• _WHAT IS ASKED_
Count lines holding the string "title" in the data that follows. Reply with one number only.
━━━
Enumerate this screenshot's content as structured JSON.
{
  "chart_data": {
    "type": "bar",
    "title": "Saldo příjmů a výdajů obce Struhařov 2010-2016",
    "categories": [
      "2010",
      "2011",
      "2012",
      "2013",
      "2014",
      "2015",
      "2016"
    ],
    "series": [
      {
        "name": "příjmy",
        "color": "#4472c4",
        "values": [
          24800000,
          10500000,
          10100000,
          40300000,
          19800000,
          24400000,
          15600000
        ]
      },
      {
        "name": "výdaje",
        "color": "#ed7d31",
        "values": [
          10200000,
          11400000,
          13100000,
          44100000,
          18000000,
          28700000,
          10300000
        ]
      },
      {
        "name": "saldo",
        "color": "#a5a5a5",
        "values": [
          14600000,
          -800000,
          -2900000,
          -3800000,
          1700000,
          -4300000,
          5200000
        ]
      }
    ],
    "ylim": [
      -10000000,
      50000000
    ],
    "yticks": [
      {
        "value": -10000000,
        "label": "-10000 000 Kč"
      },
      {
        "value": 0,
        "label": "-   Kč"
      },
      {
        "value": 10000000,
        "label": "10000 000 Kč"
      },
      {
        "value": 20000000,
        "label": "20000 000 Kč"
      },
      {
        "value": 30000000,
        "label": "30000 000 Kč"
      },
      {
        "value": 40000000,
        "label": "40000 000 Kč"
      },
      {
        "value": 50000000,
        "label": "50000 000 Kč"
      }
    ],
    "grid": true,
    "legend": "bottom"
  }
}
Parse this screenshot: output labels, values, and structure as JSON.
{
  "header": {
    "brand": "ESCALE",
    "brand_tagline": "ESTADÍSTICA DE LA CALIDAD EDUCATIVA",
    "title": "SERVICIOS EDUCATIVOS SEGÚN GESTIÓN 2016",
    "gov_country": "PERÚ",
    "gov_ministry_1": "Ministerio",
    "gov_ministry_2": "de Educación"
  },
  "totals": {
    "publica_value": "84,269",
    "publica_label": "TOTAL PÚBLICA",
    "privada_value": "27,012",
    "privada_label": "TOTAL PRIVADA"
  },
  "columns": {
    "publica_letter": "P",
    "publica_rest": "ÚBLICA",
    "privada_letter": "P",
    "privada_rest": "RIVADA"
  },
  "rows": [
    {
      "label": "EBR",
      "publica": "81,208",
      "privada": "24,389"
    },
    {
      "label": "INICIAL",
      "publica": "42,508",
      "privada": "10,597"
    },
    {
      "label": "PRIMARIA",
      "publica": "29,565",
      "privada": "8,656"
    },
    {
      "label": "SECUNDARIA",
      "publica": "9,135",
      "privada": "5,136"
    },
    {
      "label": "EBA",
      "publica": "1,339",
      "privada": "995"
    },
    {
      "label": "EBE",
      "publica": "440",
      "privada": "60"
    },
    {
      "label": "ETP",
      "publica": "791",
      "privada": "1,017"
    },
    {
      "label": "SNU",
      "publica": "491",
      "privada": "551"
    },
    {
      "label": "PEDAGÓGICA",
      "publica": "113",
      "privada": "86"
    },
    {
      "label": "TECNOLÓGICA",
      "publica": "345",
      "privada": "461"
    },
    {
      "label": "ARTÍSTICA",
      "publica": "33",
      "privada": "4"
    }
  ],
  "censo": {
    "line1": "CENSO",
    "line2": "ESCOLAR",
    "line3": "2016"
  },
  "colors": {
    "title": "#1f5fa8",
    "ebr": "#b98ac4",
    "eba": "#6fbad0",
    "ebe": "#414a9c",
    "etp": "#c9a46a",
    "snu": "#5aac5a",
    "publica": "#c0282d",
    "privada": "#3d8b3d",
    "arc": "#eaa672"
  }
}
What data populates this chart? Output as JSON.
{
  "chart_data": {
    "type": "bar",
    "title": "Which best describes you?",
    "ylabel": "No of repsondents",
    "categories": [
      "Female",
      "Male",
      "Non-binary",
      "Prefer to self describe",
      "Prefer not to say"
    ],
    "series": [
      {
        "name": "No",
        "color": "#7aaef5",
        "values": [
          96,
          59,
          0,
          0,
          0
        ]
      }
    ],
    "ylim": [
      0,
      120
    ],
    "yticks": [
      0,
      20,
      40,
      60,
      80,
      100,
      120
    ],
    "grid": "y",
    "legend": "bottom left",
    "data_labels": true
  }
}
━━━
• _FULL SOLUTION_
4